→ TASK DATA:

·····

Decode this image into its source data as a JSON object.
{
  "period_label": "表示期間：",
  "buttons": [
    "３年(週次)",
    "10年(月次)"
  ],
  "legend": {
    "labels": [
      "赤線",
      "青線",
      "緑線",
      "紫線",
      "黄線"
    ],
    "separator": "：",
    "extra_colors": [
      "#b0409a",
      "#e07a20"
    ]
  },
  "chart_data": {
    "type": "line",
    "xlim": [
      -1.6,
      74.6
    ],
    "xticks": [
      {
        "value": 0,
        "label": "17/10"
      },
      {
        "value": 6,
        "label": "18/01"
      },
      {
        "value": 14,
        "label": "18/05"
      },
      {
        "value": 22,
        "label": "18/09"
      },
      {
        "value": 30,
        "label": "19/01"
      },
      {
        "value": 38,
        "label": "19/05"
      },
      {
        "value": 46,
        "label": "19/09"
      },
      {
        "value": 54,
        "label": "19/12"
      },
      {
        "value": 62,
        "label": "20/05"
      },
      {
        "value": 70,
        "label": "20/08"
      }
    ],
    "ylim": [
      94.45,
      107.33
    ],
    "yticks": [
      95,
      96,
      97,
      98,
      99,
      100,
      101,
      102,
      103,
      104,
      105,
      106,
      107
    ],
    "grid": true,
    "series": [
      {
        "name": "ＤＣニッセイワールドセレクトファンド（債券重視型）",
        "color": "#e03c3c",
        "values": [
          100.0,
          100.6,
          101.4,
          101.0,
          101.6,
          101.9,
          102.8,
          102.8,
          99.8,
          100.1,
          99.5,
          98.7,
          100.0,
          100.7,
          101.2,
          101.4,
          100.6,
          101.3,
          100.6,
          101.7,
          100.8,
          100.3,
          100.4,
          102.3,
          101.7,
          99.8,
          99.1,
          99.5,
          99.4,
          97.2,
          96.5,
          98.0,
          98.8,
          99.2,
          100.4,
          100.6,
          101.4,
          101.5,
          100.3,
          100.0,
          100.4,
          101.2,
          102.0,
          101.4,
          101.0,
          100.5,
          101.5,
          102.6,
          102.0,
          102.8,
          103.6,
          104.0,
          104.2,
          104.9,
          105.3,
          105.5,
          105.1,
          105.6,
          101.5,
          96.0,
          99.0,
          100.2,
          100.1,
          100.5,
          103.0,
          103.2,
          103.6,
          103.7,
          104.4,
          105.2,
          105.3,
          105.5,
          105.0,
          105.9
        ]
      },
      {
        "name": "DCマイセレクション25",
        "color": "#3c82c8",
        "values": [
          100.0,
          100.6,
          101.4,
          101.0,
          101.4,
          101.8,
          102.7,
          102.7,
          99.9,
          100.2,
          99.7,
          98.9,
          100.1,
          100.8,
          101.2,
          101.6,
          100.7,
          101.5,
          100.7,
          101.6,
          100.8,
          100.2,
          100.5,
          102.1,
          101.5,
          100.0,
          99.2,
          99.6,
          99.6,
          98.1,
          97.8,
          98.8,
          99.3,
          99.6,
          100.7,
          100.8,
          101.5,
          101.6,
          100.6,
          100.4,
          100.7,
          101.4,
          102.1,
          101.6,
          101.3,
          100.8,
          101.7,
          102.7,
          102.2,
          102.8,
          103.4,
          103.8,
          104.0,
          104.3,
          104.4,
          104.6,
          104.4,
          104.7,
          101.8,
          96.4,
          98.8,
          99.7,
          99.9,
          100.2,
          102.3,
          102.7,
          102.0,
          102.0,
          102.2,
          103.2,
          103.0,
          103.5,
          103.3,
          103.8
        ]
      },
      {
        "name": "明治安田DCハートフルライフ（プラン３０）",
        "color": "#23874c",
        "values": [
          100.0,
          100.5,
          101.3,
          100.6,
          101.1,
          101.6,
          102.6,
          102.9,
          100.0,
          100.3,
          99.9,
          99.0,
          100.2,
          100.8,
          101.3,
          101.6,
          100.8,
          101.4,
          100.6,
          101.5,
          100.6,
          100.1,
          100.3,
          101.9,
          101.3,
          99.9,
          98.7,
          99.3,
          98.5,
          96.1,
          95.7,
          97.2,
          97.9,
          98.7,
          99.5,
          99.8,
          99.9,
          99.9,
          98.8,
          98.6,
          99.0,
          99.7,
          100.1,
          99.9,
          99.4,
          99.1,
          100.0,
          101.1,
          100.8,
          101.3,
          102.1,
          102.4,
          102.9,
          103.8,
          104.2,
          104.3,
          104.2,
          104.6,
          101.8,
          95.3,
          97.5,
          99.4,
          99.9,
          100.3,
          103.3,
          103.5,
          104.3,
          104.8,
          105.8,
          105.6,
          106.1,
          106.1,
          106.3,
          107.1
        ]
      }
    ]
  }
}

·····

→ WHAT TO PRODUCE: Find the string "name" in the entries above and return each line that holds it.

→ REPLY:
        "name": "ＤＣニッセイワールドセレクトファンド（債券重視型）",
        "name": "DCマイセレクション25",
        "name": "明治安田DCハートフルライフ（プラン３０）",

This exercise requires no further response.